Directions: Pick out every line of the material below that contains the string "text", and copy those lines. Match case exactly.

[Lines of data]
+===+

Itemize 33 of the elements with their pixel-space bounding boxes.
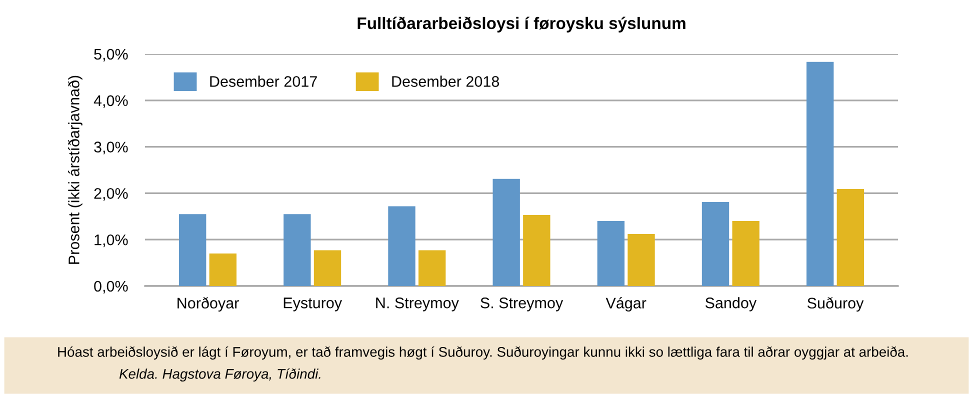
bar: [702, 202, 730, 286]
x-tick-label: Norðoyar: [178, 297, 239, 312]
bar: [492, 178, 520, 286]
y-tick-label: 1,0%: [94, 234, 128, 248]
x-tick-label: N. Streymoy: [376, 298, 459, 312]
bar: [597, 221, 625, 286]
y-tick-label: 4,0%: [94, 95, 128, 108]
bar: [836, 189, 864, 286]
y-tick-label: 0,0%: [94, 280, 128, 294]
y-tick-label: 3,0%: [94, 142, 128, 154]
y-tick-label: 5,0%: [94, 48, 128, 62]
bar: [806, 62, 834, 286]
text: Kelda. Hagstova Føroya, Tíðindi.: [119, 368, 320, 382]
bar: [628, 234, 655, 286]
y-axis-title: Prosent (ikki árstíðarjavnað): [68, 76, 82, 264]
x-tick-label: Vágar: [606, 297, 646, 312]
bar: [178, 214, 206, 286]
x-tick-label: Sandoy: [705, 297, 757, 312]
x-tick-label: Eysturoy: [284, 298, 342, 312]
y-tick-label: 2,0%: [94, 188, 128, 201]
bar: [314, 250, 342, 286]
chart-title: Fulltíðararbeiðsloysi í føroysku sýslunum: [358, 16, 686, 32]
legend-label: Desember 2018: [392, 76, 500, 87]
bar: [523, 215, 550, 286]
x-tick-label: S. Streymoy: [480, 298, 564, 312]
x-tick-label: Suðuroy: [807, 297, 864, 312]
bar: [209, 254, 237, 286]
bar: [732, 221, 760, 286]
text: Hóast arbeiðsloysið er lágt í Føroyum, er tað framvegis høgt í Suðuroy. Suðuroyingar kunnu ikki so lættliga fara til aðrar oyggjar at arbeiða.: [58, 346, 908, 360]
bar: [418, 250, 446, 286]
bar: [284, 214, 311, 286]
legend-label: Desember 2017: [210, 76, 317, 87]
bar: [388, 206, 416, 286]
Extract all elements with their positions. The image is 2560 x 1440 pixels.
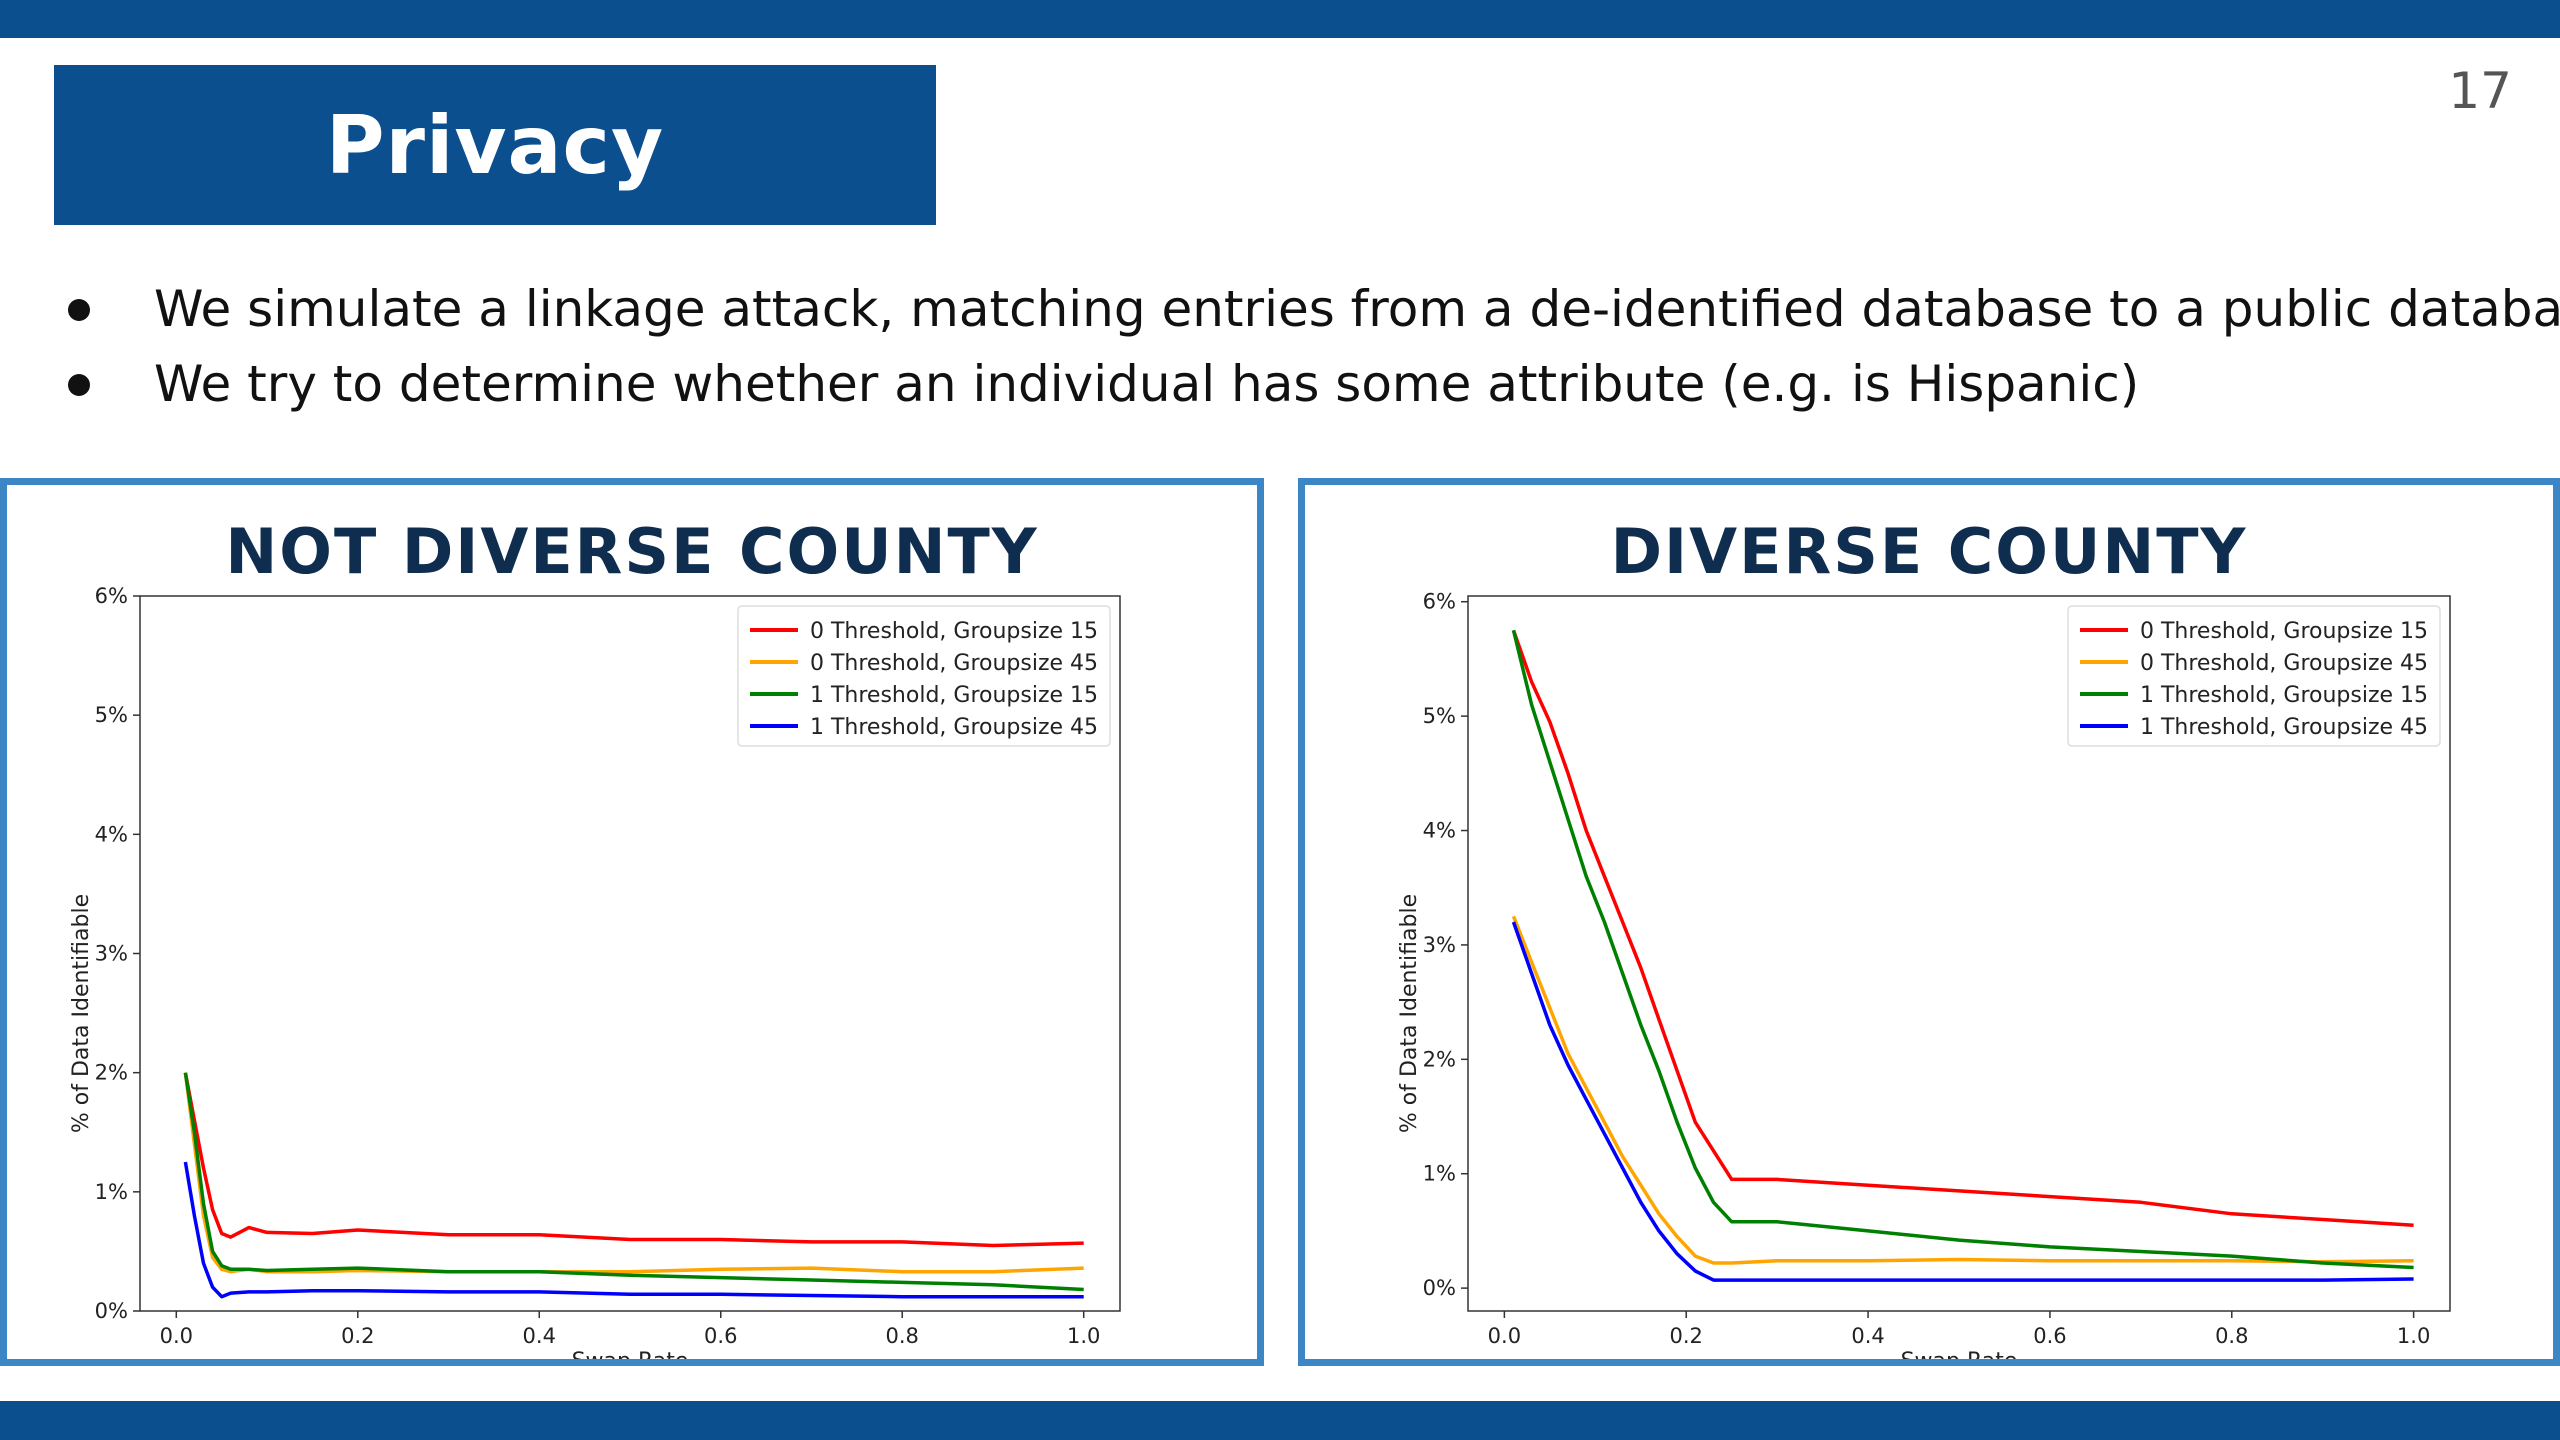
y-tick-label: 3% [1423, 933, 1456, 957]
chart-panel-not-diverse: NOT DIVERSE COUNTY 0% 1% 2% 3% 4% 5% 6% 0.0 0.2 0… [0, 478, 1264, 1366]
legend-box [737, 605, 1111, 747]
legend-label: 1 Threshold, Groupsize 45 [2140, 715, 2428, 740]
y-tick-label: 4% [1423, 819, 1456, 843]
series-line-4 [1511, 921, 2414, 1282]
legend-box [2067, 605, 2441, 747]
x-tick-label: 0.4 [523, 1324, 556, 1348]
y-tick-label: 0% [1423, 1276, 1456, 1300]
series-line-2 [1511, 915, 2414, 1265]
y-axis-label: % of Data Identifiable [69, 894, 94, 1133]
page-number: 17 [2448, 62, 2512, 120]
x-tick-label: 0.2 [1670, 1324, 1703, 1348]
x-tick-label: 0.8 [2215, 1324, 2248, 1348]
y-tick-label: 2% [1423, 1047, 1456, 1071]
bullet-item: We simulate a linkage attack, matching e… [62, 272, 2560, 347]
top-banner-bar [0, 0, 2560, 38]
legend-label: 0 Threshold, Groupsize 15 [2140, 619, 2428, 644]
y-tick-label: 2% [95, 1061, 128, 1085]
x-axis-label: Swap Rate [1901, 1349, 2018, 1359]
bullet-text: We try to determine whether an individua… [154, 355, 2140, 413]
x-tick-label: 1.0 [1067, 1324, 1100, 1348]
y-tick-label: 0% [95, 1299, 128, 1323]
legend-label: 1 Threshold, Groupsize 45 [810, 715, 1098, 740]
x-tick-label: 0.6 [2033, 1324, 2066, 1348]
y-tick-label: 3% [95, 942, 128, 966]
bottom-banner-bar [0, 1401, 2560, 1440]
slide-title: Privacy [325, 98, 665, 192]
y-tick-label: 6% [95, 584, 128, 608]
y-tick-label: 1% [1423, 1162, 1456, 1186]
y-tick-label: 6% [1423, 590, 1456, 614]
legend-label: 1 Threshold, Groupsize 15 [810, 683, 1098, 708]
bullet-list: We simulate a linkage attack, matching e… [62, 272, 2560, 422]
x-axis-label: Swap Rate [572, 1349, 689, 1359]
bullet-item: We try to determine whether an individua… [62, 347, 2502, 422]
bullet-text: We simulate a linkage attack, matching e… [154, 280, 2560, 338]
legend-label: 0 Threshold, Groupsize 15 [810, 619, 1098, 644]
x-tick-label: 1.0 [2397, 1324, 2430, 1348]
x-tick-label: 0.4 [1851, 1324, 1884, 1348]
chart-title: NOT DIVERSE COUNTY [225, 515, 1039, 588]
legend-label: 1 Threshold, Groupsize 15 [2140, 683, 2428, 708]
series-line-3 [183, 1072, 1084, 1292]
series-line-3 [1511, 629, 2414, 1270]
chart-title: DIVERSE COUNTY [1610, 515, 2248, 588]
x-tick-label: 0.8 [886, 1324, 919, 1348]
y-tick-label: 1% [95, 1180, 128, 1204]
bullet-dot-icon [68, 299, 90, 321]
x-tick-label: 0.0 [160, 1324, 193, 1348]
chart-panel-diverse: DIVERSE COUNTY 0% 1% 2% 3% 4% 5% 6% 0.0 0.2 0.4 0.… [1298, 478, 2560, 1366]
x-tick-label: 0.2 [341, 1324, 374, 1348]
bullet-dot-icon [68, 374, 90, 396]
title-box: Privacy [54, 65, 936, 225]
y-tick-label: 5% [1423, 704, 1456, 728]
x-tick-label: 0.0 [1488, 1324, 1521, 1348]
series-line-1 [1511, 629, 2414, 1227]
legend-label: 0 Threshold, Groupsize 45 [2140, 651, 2428, 676]
line-chart-not-diverse: 0% 1% 2% 3% 4% 5% 6% 0.0 0.2 0.4 0.6 0.8 1.0 Swap Rat… [69, 584, 1121, 1359]
y-tick-label: 5% [95, 703, 128, 727]
x-tick-label: 0.6 [704, 1324, 737, 1348]
y-axis-label: % of Data Identifiable [1397, 894, 1422, 1133]
series-line-1 [183, 1072, 1084, 1248]
series-line-4 [183, 1161, 1084, 1299]
y-tick-label: 4% [95, 822, 128, 846]
line-chart-diverse: 0% 1% 2% 3% 4% 5% 6% 0.0 0.2 0.4 0.6 0.8 1.0 Swap Rat… [1397, 590, 2451, 1359]
legend-label: 0 Threshold, Groupsize 45 [810, 651, 1098, 676]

+===+

Correct result:
text: Kelda. Hagstova Føroya, Tíðindi.: [119, 368, 320, 382]
text: Hóast arbeiðsloysið er lágt í Føroyum, er tað framvegis høgt í Suðuroy. Suðuroyingar kunnu ikki so lættliga fara til aðrar oyggjar at arbeiða.: [58, 346, 908, 360]
bullet-text: We try to determine whether an individua… [154, 355, 2140, 413]
bullet-text: We simulate a linkage attack, matching e… [154, 280, 2560, 338]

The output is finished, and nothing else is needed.